Gather all lines with the word "mode" in them.

====================

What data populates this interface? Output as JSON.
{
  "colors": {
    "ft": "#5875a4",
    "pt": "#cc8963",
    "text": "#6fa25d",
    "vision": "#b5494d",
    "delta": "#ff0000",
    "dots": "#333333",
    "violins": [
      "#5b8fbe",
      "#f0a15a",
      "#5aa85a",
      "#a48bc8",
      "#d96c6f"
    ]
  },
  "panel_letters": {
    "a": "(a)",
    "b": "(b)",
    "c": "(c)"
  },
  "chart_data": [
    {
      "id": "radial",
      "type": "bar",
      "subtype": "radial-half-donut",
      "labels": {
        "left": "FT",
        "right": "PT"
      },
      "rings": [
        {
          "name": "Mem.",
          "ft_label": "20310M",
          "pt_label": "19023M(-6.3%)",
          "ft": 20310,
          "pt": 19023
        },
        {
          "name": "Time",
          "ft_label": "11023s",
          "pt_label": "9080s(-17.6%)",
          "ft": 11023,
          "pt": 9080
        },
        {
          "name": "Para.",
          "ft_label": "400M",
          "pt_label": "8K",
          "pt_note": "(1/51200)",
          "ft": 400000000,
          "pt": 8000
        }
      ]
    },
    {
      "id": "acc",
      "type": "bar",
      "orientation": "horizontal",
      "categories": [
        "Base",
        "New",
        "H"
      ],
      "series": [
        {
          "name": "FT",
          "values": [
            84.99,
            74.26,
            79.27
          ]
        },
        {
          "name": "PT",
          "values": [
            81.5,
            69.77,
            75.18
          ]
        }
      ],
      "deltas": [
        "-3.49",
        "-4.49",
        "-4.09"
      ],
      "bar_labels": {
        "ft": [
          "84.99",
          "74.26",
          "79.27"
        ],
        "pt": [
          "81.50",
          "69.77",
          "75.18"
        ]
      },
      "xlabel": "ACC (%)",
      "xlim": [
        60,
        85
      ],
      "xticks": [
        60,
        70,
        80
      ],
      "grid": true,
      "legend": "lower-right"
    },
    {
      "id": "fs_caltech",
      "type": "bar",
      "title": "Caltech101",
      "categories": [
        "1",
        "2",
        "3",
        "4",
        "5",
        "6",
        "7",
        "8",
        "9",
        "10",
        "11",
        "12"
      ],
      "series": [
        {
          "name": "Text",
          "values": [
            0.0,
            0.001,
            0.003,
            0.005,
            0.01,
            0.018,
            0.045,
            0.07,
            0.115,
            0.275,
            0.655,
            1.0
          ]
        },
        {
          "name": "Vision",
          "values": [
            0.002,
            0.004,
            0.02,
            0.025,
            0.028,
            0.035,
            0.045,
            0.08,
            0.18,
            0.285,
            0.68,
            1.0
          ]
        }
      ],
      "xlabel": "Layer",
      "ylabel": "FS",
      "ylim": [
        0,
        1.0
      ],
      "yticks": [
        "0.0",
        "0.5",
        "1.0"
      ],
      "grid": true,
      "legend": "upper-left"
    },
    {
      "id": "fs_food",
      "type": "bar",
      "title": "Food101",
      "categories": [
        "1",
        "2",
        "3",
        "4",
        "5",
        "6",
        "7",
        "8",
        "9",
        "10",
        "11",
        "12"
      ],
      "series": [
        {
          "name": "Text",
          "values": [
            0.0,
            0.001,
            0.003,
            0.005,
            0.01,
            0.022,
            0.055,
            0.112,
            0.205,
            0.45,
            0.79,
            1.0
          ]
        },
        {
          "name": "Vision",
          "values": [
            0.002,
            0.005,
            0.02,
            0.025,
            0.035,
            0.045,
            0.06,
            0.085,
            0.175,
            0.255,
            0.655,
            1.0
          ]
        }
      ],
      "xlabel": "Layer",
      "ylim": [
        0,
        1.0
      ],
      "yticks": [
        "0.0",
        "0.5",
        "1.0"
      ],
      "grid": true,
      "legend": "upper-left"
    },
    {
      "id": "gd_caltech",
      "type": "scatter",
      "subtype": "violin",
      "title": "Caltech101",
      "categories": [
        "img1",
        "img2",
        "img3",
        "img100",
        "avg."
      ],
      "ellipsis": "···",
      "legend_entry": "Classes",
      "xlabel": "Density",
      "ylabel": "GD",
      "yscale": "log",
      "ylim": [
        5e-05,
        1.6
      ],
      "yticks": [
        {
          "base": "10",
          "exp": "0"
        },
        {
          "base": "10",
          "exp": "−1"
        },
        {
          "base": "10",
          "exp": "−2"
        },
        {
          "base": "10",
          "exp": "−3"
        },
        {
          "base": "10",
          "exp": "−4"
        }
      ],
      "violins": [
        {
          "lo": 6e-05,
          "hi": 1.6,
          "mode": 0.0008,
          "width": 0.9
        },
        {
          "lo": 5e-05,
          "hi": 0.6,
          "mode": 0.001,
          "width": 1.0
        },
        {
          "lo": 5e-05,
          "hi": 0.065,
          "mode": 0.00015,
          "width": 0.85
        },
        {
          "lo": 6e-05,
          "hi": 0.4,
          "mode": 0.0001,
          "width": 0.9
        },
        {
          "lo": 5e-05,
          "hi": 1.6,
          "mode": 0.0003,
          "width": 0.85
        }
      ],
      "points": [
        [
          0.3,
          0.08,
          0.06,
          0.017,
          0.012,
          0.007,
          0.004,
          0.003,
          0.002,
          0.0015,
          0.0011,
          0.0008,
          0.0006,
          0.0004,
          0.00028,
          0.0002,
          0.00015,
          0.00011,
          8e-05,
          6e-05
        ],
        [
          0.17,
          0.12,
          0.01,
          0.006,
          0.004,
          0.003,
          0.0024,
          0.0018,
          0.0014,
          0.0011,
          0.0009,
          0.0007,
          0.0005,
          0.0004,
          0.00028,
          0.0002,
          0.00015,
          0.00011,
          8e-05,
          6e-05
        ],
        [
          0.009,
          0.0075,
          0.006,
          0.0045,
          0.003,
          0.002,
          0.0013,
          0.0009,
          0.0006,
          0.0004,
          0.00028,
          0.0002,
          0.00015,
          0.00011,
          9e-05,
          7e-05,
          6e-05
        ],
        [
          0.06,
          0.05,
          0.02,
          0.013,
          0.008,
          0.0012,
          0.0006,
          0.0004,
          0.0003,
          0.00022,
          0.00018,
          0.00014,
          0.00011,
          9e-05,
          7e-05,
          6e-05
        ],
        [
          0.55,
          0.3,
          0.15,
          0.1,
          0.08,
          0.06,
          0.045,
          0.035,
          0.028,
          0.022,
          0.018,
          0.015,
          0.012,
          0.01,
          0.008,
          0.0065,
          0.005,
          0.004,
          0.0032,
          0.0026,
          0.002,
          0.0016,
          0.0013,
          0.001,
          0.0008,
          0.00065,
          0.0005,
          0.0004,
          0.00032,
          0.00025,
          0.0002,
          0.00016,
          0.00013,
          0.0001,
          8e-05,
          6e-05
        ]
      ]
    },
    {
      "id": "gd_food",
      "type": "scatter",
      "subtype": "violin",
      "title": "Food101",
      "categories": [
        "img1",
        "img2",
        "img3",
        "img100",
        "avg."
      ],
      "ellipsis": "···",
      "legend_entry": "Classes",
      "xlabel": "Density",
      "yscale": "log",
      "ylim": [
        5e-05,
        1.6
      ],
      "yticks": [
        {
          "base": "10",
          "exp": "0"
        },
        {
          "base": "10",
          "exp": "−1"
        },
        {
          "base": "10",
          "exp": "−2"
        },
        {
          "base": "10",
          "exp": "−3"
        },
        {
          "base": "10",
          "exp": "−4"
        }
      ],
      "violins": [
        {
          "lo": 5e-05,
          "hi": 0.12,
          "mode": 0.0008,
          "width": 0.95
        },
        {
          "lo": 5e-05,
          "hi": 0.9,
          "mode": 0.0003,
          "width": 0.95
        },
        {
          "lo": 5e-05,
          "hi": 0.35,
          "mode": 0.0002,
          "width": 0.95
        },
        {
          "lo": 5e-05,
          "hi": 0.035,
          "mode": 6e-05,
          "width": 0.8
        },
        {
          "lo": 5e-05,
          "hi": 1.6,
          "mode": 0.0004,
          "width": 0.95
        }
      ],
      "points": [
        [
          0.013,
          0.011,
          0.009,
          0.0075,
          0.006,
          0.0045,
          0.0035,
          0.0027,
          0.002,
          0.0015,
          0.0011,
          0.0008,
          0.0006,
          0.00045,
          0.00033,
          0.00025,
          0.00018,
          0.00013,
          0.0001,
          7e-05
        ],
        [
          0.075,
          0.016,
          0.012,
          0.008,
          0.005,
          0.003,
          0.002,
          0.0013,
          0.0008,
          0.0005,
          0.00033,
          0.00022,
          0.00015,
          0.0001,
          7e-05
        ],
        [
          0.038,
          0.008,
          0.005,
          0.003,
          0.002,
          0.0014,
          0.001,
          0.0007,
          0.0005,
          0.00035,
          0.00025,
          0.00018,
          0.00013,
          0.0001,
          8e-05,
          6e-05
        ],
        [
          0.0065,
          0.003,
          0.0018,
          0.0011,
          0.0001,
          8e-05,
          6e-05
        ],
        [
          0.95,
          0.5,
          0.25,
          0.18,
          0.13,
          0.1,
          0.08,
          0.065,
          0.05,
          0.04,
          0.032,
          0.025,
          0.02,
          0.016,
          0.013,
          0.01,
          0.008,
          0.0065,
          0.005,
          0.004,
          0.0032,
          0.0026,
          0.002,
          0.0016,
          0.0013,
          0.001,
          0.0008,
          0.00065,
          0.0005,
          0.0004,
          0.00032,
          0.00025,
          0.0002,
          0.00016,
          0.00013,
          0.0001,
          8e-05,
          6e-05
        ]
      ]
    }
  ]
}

====================

-- Solution to the exercise --
          "mode": 0.0008,
          "mode": 0.001,
          "mode": 0.00015,
          "mode": 0.0001,
          "mode": 0.0003,
          "mode": 0.0008,
          "mode": 0.0003,
          "mode": 0.0002,
          "mode": 6e-05,
          "mode": 0.0004,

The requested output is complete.